Make an exact copy of the listing below.

Provided records.
---*---

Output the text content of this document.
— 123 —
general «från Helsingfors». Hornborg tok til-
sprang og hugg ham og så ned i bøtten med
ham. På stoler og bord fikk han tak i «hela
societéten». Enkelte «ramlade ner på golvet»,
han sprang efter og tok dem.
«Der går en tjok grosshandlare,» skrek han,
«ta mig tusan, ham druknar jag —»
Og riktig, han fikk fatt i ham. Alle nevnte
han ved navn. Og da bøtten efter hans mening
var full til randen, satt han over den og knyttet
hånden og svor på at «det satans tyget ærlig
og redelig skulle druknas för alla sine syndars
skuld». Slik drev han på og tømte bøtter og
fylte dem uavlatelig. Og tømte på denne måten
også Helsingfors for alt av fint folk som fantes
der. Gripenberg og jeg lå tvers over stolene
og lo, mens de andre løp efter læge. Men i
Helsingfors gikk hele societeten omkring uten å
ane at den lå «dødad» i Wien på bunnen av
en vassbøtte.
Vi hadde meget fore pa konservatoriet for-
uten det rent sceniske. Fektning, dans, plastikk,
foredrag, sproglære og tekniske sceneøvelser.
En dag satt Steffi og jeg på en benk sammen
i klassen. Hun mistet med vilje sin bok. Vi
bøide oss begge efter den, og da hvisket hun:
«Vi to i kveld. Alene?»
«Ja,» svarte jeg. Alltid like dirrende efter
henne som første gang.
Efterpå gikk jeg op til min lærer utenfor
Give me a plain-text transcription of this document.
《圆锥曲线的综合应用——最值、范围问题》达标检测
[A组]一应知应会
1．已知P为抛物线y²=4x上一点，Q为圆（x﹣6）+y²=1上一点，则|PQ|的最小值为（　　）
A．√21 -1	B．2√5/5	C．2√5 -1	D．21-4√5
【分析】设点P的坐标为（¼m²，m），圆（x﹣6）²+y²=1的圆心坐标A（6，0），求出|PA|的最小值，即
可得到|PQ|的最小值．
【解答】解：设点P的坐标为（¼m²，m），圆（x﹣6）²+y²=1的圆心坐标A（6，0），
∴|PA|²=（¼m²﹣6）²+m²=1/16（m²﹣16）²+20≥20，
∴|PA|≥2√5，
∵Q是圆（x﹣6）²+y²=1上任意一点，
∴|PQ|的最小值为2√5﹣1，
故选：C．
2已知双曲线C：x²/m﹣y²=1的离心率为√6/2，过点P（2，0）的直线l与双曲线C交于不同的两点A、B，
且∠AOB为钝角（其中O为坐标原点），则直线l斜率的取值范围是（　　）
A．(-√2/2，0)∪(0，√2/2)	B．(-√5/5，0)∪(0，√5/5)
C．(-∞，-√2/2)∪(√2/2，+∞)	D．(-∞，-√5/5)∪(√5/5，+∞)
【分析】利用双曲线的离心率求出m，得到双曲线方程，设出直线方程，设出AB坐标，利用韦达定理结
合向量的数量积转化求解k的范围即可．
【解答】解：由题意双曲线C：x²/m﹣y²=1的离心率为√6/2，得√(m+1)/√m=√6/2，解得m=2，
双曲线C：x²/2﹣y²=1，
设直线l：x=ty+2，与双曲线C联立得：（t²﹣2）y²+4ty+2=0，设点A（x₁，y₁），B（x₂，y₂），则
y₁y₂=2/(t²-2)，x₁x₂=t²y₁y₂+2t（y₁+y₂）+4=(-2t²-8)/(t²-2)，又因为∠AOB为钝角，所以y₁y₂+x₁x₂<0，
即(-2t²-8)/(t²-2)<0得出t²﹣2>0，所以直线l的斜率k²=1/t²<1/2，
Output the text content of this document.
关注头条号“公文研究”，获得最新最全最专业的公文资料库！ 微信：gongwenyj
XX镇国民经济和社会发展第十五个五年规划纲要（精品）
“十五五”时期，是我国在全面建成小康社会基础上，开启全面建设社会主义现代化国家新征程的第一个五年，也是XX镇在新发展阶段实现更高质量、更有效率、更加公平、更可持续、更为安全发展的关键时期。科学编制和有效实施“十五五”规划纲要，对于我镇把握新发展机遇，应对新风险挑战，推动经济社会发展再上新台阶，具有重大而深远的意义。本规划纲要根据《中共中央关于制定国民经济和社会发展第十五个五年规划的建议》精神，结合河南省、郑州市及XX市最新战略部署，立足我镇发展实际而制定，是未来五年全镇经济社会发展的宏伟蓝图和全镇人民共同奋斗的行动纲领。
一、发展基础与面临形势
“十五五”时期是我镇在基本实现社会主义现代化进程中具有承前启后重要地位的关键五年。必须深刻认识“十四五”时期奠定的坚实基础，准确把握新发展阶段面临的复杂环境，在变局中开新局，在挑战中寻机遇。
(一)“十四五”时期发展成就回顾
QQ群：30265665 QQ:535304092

---*---

Exercise response.
Output the text content of this document.
— 123 —
general «från Helsingfors». Hornborg tok til-
sprang og hugg ham og så ned i bøtten med
ham. På stoler og bord fikk han tak i «hela
societéten». Enkelte «ramlade ner på golvet»,
han sprang efter og tok dem.
«Der går en tjok grosshandlare,» skrek han,
«ta mig tusan, ham druknar jag —»
Og riktig, han fikk fatt i ham. Alle nevnte
han ved navn. Og da bøtten efter hans mening
var full til randen, satt han over den og knyttet
hånden og svor på at «det satans tyget ærlig
og redelig skulle druknas för alla sine syndars
skuld». Slik drev han på og tømte bøtter og
fylte dem uavlatelig. Og tømte på denne måten
også Helsingfors for alt av fint folk som fantes
der. Gripenberg og jeg lå tvers over stolene
og lo, mens de andre løp efter læge. Men i
Helsingfors gikk hele societeten omkring uten å
ane at den lå «dødad» i Wien på bunnen av
en vassbøtte.
Vi hadde meget fore pa konservatoriet for-
uten det rent sceniske. Fektning, dans, plastikk,
foredrag, sproglære og tekniske sceneøvelser.
En dag satt Steffi og jeg på en benk sammen
i klassen. Hun mistet med vilje sin bok. Vi
bøide oss begge efter den, og da hvisket hun:
«Vi to i kveld. Alene?»
«Ja,» svarte jeg. Alltid like dirrende efter
henne som første gang.
Efterpå gikk jeg op til min lærer utenfor
Give me a plain-text transcription of this document.
《圆锥曲线的综合应用——最值、范围问题》达标检测
[A组]一应知应会
1．已知P为抛物线y²=4x上一点，Q为圆（x﹣6）+y²=1上一点，则|PQ|的最小值为（　　）
A．√21 -1	B．2√5/5	C．2√5 -1	D．21-4√5
【分析】设点P的坐标为（¼m²，m），圆（x﹣6）²+y²=1的圆心坐标A（6，0），求出|PA|的最小值，即
可得到|PQ|的最小值．
【解答】解：设点P的坐标为（¼m²，m），圆（x﹣6）²+y²=1的圆心坐标A（6，0），
∴|PA|²=（¼m²﹣6）²+m²=1/16（m²﹣16）²+20≥20，
∴|PA|≥2√5，
∵Q是圆（x﹣6）²+y²=1上任意一点，
∴|PQ|的最小值为2√5﹣1，
故选：C．
2已知双曲线C：x²/m﹣y²=1的离心率为√6/2，过点P（2，0）的直线l与双曲线C交于不同的两点A、B，
且∠AOB为钝角（其中O为坐标原点），则直线l斜率的取值范围是（　　）
A．(-√2/2，0)∪(0，√2/2)	B．(-√5/5，0)∪(0，√5/5)
C．(-∞，-√2/2)∪(√2/2，+∞)	D．(-∞，-√5/5)∪(√5/5，+∞)
【分析】利用双曲线的离心率求出m，得到双曲线方程，设出直线方程，设出AB坐标，利用韦达定理结
合向量的数量积转化求解k的范围即可．
【解答】解：由题意双曲线C：x²/m﹣y²=1的离心率为√6/2，得√(m+1)/√m=√6/2，解得m=2，
双曲线C：x²/2﹣y²=1，
设直线l：x=ty+2，与双曲线C联立得：（t²﹣2）y²+4ty+2=0，设点A（x₁，y₁），B（x₂，y₂），则
y₁y₂=2/(t²-2)，x₁x₂=t²y₁y₂+2t（y₁+y₂）+4=(-2t²-8)/(t²-2)，又因为∠AOB为钝角，所以y₁y₂+x₁x₂<0，
即(-2t²-8)/(t²-2)<0得出t²﹣2>0，所以直线l的斜率k²=1/t²<1/2，
Output the text content of this document.
关注头条号“公文研究”，获得最新最全最专业的公文资料库！ 微信：gongwenyj
XX镇国民经济和社会发展第十五个五年规划纲要（精品）
“十五五”时期，是我国在全面建成小康社会基础上，开启全面建设社会主义现代化国家新征程的第一个五年，也是XX镇在新发展阶段实现更高质量、更有效率、更加公平、更可持续、更为安全发展的关键时期。科学编制和有效实施“十五五”规划纲要，对于我镇把握新发展机遇，应对新风险挑战，推动经济社会发展再上新台阶，具有重大而深远的意义。本规划纲要根据《中共中央关于制定国民经济和社会发展第十五个五年规划的建议》精神，结合河南省、郑州市及XX市最新战略部署，立足我镇发展实际而制定，是未来五年全镇经济社会发展的宏伟蓝图和全镇人民共同奋斗的行动纲领。
一、发展基础与面临形势
“十五五”时期是我镇在基本实现社会主义现代化进程中具有承前启后重要地位的关键五年。必须深刻认识“十四五”时期奠定的坚实基础，准确把握新发展阶段面临的复杂环境，在变局中开新局，在挑战中寻机遇。
(一)“十四五”时期发展成就回顾
QQ群：30265665 QQ:535304092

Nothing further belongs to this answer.